### [Objective]
Filter the data for lines with the word "device", then copy every line so identified.

Entries from a dataset
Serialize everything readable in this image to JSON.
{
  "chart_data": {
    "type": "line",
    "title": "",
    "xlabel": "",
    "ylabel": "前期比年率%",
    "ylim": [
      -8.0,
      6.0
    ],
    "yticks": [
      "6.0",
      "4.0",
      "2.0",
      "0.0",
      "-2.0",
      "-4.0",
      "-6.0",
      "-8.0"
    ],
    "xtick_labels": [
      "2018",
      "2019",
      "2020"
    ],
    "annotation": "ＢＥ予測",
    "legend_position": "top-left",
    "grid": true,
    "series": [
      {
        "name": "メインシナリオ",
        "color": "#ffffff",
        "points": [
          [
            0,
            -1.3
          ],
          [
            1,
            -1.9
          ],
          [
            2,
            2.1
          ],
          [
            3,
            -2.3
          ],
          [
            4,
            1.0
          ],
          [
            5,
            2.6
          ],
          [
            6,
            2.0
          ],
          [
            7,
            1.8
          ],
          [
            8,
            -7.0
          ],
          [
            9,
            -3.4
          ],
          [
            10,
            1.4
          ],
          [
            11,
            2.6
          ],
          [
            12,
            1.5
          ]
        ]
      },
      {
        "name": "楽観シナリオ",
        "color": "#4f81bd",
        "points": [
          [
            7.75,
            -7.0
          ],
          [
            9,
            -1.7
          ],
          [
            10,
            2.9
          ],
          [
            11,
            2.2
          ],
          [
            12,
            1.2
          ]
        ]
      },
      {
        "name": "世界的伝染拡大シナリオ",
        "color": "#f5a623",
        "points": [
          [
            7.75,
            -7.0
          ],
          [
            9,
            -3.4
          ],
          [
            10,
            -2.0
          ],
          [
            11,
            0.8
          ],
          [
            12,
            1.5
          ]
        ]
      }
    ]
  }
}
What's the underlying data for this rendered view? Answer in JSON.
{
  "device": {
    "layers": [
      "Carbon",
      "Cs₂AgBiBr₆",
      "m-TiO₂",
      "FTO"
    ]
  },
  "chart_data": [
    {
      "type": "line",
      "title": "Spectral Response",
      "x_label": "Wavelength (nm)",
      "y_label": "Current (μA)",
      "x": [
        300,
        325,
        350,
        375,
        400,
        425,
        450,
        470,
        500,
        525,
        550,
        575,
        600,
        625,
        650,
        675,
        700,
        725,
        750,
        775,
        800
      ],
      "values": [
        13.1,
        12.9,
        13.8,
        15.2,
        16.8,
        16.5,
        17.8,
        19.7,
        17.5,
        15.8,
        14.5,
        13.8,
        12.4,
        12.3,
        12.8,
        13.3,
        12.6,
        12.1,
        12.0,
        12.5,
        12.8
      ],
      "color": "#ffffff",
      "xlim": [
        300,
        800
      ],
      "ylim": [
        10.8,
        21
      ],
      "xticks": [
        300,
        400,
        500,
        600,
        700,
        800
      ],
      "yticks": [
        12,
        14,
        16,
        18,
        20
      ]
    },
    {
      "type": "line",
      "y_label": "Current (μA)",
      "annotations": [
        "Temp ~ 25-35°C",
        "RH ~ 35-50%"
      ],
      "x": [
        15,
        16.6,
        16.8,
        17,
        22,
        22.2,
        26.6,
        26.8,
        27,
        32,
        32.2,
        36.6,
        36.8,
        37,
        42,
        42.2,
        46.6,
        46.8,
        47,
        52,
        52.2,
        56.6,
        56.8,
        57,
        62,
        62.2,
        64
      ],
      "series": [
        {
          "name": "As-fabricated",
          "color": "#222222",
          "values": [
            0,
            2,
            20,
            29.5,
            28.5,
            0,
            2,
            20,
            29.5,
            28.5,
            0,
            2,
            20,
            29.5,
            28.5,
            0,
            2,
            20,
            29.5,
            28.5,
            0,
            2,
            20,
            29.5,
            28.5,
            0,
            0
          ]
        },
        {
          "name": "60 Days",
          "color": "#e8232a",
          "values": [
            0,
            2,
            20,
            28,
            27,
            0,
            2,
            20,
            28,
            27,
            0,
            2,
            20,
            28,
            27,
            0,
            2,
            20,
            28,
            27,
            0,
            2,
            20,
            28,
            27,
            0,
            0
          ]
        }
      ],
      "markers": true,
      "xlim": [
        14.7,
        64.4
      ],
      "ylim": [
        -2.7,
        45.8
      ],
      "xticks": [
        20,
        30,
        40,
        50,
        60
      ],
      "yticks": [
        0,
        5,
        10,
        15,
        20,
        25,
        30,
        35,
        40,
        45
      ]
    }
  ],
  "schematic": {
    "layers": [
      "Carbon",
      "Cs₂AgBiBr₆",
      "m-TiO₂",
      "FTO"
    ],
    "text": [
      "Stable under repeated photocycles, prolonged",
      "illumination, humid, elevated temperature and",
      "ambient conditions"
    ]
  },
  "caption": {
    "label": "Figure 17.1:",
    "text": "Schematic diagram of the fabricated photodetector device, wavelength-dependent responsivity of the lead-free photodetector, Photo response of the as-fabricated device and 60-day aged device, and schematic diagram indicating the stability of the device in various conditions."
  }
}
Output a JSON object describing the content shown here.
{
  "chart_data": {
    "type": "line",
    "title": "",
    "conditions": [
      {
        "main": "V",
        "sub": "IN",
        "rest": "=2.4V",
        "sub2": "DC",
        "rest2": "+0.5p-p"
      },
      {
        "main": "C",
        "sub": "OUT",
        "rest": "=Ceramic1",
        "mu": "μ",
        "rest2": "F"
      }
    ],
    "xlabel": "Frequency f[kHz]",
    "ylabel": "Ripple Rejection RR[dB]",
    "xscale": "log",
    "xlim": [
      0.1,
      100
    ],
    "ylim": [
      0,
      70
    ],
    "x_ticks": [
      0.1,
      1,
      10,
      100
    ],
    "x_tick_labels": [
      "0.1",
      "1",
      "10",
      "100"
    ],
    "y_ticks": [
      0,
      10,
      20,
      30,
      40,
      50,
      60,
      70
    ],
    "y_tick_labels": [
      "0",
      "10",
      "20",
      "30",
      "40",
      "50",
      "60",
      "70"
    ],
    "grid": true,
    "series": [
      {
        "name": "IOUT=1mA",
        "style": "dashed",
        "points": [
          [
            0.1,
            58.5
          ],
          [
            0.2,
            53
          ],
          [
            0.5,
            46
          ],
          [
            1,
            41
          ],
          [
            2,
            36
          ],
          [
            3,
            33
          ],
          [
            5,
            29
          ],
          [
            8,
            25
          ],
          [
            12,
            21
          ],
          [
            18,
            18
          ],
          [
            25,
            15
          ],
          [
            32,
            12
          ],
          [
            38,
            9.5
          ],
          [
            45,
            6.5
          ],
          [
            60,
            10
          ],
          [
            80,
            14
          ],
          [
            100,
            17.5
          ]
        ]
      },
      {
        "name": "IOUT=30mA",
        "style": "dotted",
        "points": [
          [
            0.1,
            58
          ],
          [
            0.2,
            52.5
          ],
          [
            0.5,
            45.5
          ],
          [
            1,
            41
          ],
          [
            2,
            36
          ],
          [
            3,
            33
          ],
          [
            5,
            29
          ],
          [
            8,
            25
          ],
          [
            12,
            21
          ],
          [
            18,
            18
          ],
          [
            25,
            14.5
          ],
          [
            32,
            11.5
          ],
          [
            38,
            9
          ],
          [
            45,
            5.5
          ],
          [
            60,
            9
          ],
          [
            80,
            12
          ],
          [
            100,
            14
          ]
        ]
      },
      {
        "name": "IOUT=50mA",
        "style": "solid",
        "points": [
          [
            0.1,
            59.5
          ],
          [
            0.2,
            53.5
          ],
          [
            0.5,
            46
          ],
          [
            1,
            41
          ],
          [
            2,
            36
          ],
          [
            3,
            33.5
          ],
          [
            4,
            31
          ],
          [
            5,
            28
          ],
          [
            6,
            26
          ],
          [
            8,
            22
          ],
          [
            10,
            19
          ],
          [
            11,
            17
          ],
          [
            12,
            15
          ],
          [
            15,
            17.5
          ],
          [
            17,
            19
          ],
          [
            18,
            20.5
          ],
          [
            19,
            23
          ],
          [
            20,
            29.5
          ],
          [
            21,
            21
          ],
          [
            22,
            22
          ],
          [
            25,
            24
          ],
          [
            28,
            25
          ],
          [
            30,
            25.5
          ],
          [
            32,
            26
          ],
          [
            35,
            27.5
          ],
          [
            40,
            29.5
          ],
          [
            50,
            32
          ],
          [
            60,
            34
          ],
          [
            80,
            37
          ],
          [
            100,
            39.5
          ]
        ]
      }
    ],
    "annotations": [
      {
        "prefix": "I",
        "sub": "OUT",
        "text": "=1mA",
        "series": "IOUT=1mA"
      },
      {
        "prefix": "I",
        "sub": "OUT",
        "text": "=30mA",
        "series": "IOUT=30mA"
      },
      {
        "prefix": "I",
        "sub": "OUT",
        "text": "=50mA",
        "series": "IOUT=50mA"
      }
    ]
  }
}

### [Solution for this task]
  "device": {
    "text": "Schematic diagram of the fabricated photodetector device, wavelength-dependent responsivity of the lead-free photodetector, Photo response of the as-fabricated device and 60-day aged device, and schematic diagram indicating the stability of the device in various conditions."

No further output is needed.